- Exercise description -
Every record must be copied exactly, except that pictures are dropped.
----
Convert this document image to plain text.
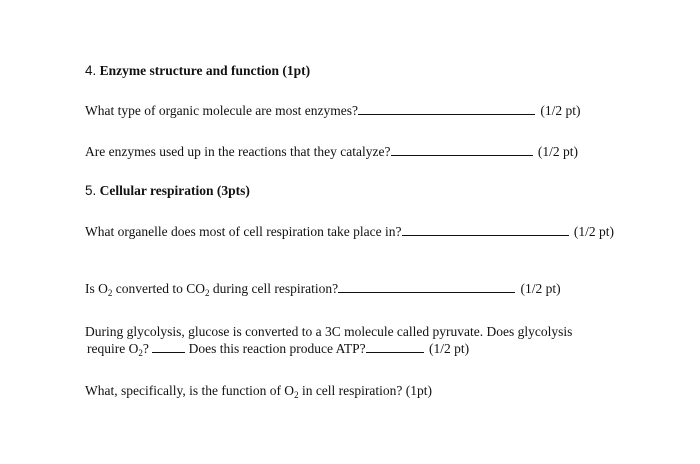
4. Enzyme structure and function (1pt)
What type of organic molecule are most enzymes?	(1/2 pt)
Are enzymes used up in the reactions that they catalyze?	(1/2 pt)
5. Cellular respiration (3pts)
What organelle does most of cell respiration take place in?	(1/2 pt)
Is $O_2$ converted to $CO_2$ during cell respiration?	(1/2 pt)
During glycolysis, glucose is converted to a 3C molecule called pyruvate. Does glycolysis
require $O_2$?  Does this reaction produce ATP?	(1/2 pt)
What, specifically, is the function of $O_2$ in cell respiration? (1pt)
----
- Response to the exercise -
Convert this document image to plain text.
4. Enzyme structure and function (1pt)
What type of organic molecule are most enzymes?	(1/2 pt)
Are enzymes used up in the reactions that they catalyze?	(1/2 pt)
5. Cellular respiration (3pts)
What organelle does most of cell respiration take place in?	(1/2 pt)
Is $O_2$ converted to $CO_2$ during cell respiration?	(1/2 pt)
During glycolysis, glucose is converted to a 3C molecule called pyruvate. Does glycolysis
require $O_2$?  Does this reaction produce ATP?	(1/2 pt)
What, specifically, is the function of $O_2$ in cell respiration? (1pt)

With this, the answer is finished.